▸ Brief A
In the acromegaly transcript, what test should be considered for patients who show clusters of signs such as acral enlargement plus oral facial changes and systemic manifestations?
▸ Brief B
Please reproduce the stretch of the acromegaly transcript from "One thing to" through "for diagnostic testing.".
▸ Brief C
Sum up the acromegaly transcript in two sentences.

▸ Extract to read
##############################
The need for prompt referrals is important for optimizing outcomes for our patients. So, Dr. Geer, can you give us some pointers on how to identify patients with acromegaly in the frontline setting and when to refer?
Dr. Geer:
Sure. So we know it’s really a challenge to identify these patients because it’s a rare disease, and often by the time they come to us at pituitary centers, they’ve already been either diagnosed or the diagnosis has been suspected. So we’re certainly not at the front line. Because patients often have an insidious onset of their symptoms and many features that they have, like diabetes, high blood pressure, are very common in the general population, it is really hard to identify these patients. Many of our referrals come from general endocrinologists, so general endos, in a sense, are on the front line, but often they’re getting referrals from a whole range of providers, and the range is large because the symptom panel for patients is very large and diverse. So patients might go to an orthodontist or an oral surgeon for jaw misalignment or a change in their teeth spacing. Female patients might go to their gynecologist with menstrual disorders. Patients with headaches might see a neurologist. Patients with snoring and sleep apnea might see a sleep medicine doctor. It’s really a long list. Patients could see an orthopedic surgeon or a neurosurgeon for joint and spine issues. They could see a dermatologist for oily skin or skin tags or an ophthalmologist for vision changes. We also know that patients with acromegaly often have mass effect and hypopituitarism, so many male patients might see a urologist for hypogonadism. So it’s a range of people who are on the front line, which makes it very challenging. We do know that the diagnostic delay for patients is often years, and this is a problem. It leads to increased morbidity and mortality, so it is important to screen patients who we suspect could have acromegaly.
One thing to think of is identifying sort of clusters of signs and symptoms in combination that might be more specific for acromegaly. For example, someone with acral enlargement, you know, their rings and their shoes aren’t fitting, plus oral facial changes, you know, a change in their bite or their teeth, in addition to systemic manifestations, like sleep apnea or hypertension or ventricular hypertrophy, these are patients we should certainly consider getting an IGF-1 level. So it’s important for us to increase awareness of acromegaly among many specialties of healthcare providers doing CME events and ongoing education. It’s also helpful to have outreach strategies and collaborate with patient advocacy groups, and that could also help promote earlier referral for diagnostic testing.
Dr. Yuen:
Thank you, Dr. Geer, for a comprehensive review of that. It certainly is important to get the word out, especially to the non-endocrinology colleagues, and I think what you said really hits on the point. Increasing the awareness so that at least they think about the possibility of acromegaly, because only by thinking about it, that really prompts testing to be initiated. And I think perhaps, also, maybe even having more education, particularly in the training setting for our trainees who may not necessarily see many of these patients when they go out and see these patients.
So this has been a lot of information in only a few minutes. We hope you found our perspectives useful.
##############################
[Stored data entries]

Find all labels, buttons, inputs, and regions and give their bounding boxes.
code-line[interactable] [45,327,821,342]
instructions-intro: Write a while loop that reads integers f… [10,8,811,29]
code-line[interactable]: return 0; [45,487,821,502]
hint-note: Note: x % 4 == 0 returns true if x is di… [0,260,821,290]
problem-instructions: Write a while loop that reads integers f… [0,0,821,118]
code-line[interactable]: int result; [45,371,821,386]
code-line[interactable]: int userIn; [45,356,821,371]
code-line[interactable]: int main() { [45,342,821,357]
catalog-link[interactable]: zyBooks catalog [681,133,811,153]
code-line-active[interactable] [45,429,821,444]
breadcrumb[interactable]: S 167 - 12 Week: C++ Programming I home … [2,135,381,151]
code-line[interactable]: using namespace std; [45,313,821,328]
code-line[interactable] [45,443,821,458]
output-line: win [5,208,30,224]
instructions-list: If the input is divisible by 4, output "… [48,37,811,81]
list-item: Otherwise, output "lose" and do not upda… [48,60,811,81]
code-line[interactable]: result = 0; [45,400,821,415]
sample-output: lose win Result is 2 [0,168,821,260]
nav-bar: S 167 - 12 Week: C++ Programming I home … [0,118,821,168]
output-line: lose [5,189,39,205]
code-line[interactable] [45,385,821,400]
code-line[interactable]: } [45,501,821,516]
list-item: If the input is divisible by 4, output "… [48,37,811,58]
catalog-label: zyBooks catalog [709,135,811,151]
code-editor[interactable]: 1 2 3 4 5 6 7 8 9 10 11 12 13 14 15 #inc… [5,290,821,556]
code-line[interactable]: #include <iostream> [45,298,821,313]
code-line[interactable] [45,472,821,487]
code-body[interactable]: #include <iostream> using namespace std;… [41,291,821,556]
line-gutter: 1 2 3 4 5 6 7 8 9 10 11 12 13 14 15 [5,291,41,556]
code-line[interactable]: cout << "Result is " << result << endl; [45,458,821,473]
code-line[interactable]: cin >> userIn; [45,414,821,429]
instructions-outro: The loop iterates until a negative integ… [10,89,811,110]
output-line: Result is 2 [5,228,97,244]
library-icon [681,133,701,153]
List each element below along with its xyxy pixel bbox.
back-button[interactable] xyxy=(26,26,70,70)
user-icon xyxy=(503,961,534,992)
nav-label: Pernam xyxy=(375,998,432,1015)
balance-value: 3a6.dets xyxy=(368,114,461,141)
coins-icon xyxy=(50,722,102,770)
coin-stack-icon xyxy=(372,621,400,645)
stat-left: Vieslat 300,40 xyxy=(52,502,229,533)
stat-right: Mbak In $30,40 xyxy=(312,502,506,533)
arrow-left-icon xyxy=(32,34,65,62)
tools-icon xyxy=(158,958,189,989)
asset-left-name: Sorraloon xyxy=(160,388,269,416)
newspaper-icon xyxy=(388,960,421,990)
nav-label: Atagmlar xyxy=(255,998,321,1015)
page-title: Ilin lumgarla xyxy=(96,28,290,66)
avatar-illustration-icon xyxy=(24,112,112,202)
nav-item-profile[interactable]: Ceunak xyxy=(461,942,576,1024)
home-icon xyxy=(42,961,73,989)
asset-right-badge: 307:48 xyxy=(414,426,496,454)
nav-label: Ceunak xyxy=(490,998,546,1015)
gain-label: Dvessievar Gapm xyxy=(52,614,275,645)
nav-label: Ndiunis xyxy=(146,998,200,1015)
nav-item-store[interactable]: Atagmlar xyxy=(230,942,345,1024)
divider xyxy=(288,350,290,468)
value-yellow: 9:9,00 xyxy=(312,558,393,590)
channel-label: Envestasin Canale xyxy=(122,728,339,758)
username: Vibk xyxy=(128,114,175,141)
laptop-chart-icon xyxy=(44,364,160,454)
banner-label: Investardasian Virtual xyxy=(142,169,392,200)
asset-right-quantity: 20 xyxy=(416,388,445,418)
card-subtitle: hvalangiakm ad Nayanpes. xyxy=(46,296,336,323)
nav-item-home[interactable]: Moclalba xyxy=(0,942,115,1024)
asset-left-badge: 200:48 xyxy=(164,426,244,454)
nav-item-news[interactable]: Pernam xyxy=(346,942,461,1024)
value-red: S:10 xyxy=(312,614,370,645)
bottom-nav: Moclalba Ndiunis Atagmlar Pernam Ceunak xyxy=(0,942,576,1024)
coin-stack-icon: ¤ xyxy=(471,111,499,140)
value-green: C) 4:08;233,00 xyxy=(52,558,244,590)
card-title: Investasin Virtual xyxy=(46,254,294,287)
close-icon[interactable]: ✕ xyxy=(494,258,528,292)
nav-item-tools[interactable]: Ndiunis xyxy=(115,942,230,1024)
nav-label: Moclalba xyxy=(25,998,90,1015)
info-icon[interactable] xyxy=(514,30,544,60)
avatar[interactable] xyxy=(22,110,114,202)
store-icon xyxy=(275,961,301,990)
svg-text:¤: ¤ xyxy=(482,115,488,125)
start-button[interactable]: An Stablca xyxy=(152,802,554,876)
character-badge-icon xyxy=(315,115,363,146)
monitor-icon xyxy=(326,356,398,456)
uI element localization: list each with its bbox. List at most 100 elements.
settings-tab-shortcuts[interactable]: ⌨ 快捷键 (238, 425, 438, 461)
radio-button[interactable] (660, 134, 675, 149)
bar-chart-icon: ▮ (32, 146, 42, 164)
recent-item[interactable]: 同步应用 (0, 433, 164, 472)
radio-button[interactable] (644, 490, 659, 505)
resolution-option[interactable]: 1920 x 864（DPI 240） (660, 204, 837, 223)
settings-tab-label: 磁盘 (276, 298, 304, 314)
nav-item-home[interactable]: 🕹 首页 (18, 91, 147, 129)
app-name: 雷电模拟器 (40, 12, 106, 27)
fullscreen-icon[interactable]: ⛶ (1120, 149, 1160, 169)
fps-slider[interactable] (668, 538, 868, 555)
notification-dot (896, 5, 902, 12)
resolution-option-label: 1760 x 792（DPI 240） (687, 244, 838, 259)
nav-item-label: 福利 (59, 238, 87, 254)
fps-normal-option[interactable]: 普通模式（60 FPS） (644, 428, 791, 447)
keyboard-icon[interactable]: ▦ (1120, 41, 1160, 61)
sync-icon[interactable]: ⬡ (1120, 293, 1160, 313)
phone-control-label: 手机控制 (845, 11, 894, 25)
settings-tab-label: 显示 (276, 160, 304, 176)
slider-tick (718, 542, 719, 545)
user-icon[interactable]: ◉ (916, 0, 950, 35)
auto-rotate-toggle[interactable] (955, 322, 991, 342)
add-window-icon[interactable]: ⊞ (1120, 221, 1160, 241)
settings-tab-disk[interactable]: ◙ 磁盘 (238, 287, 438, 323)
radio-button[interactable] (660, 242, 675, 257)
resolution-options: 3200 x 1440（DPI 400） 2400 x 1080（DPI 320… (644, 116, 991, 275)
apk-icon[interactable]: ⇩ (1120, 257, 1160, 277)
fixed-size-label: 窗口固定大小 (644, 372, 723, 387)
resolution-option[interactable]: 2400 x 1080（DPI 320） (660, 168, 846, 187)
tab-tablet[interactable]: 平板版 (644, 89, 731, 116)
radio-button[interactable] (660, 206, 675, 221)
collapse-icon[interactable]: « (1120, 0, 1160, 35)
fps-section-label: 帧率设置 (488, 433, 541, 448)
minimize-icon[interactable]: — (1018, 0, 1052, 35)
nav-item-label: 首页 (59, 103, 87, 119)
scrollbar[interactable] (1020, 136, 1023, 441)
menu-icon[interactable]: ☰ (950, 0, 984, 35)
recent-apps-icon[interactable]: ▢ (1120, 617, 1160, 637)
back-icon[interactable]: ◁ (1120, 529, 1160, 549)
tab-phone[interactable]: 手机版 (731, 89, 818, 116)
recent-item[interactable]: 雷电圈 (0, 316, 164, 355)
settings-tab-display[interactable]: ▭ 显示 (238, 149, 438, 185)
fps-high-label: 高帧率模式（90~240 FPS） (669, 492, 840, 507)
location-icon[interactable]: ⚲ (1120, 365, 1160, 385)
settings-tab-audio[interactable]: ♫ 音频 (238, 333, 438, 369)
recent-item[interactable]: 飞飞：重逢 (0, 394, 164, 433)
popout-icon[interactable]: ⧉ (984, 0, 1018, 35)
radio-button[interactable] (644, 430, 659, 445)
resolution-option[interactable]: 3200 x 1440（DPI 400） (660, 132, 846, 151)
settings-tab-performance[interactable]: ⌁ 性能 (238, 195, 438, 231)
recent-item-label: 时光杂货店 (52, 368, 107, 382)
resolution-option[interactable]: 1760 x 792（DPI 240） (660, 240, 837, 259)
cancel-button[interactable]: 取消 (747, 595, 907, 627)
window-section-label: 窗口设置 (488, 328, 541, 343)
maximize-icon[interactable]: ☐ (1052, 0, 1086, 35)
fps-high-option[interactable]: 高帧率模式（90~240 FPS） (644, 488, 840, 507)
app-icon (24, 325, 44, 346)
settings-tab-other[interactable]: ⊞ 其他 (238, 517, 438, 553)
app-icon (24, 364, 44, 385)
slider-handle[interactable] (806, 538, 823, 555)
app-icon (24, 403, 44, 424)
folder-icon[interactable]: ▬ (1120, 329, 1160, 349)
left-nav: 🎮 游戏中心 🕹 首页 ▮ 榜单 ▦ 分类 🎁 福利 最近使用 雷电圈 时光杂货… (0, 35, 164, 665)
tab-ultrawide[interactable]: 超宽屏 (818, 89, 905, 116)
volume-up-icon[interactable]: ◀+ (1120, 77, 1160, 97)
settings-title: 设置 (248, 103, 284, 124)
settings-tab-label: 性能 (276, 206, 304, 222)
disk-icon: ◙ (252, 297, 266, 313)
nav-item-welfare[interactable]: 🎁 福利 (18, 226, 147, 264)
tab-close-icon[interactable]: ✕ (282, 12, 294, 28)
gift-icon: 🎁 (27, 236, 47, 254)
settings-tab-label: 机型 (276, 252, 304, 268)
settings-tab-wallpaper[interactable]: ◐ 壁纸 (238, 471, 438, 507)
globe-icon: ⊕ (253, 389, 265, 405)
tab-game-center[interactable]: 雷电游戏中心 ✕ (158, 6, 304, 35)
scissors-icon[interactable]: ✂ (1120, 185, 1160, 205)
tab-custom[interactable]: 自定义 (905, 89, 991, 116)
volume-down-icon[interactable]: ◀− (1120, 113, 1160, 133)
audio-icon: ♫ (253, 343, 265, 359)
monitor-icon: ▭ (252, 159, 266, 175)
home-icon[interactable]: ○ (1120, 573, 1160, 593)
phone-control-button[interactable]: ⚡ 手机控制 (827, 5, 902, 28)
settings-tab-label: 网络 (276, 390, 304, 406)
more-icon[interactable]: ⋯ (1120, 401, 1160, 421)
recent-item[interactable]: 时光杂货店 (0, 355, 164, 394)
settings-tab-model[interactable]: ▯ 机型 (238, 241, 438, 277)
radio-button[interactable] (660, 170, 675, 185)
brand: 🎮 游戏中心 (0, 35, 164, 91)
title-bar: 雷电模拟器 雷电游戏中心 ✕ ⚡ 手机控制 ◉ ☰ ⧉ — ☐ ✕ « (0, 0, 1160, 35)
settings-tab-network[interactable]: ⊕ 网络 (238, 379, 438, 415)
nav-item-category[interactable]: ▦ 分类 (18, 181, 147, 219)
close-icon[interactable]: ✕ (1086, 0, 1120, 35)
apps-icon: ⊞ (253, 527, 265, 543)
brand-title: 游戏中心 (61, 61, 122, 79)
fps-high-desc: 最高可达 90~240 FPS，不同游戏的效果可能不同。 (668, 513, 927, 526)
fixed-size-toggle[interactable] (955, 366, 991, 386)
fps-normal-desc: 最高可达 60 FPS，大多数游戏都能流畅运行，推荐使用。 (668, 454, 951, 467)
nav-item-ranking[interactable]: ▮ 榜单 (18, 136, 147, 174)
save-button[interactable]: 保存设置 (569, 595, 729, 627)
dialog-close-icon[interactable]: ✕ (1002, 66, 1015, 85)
##############################
▸ Written solution A
An IGF-1 level.

▸ Written solution B
One thing to think of is identifying sort of clusters of signs and symptoms in combination that might be more specific for acromegaly. For example, someone with acral enlargement, you know, their rings and their shoes aren’t fitting, plus oral facial changes, you know, a change in their bite or their teeth, in addition to systemic manifestations, like sleep apnea or hypertension or ventricular hypertrophy, these are patients we should certainly consider getting an IGF-1 level. So it’s important for us to increase awareness of acromegaly among many specialties of healthcare providers doing CME events and ongoing education. It’s also helpful to have outreach strategies and collaborate with patient advocacy groups, and that could also help promote earlier referral for diagnostic testing.

▸ Written solution C
Acromegaly is hard to identify at the front line because it is rare, its symptoms begin insidiously and are often common in the general population, and patients see a wide range of providers, while diagnostic delays of years increase morbidity and mortality. Clusters of signs such as acral enlargement with oral facial changes and systemic manifestations should prompt an IGF-1 level, and raising awareness through education, outreach, and work with patient advocacy groups could promote earlier referral.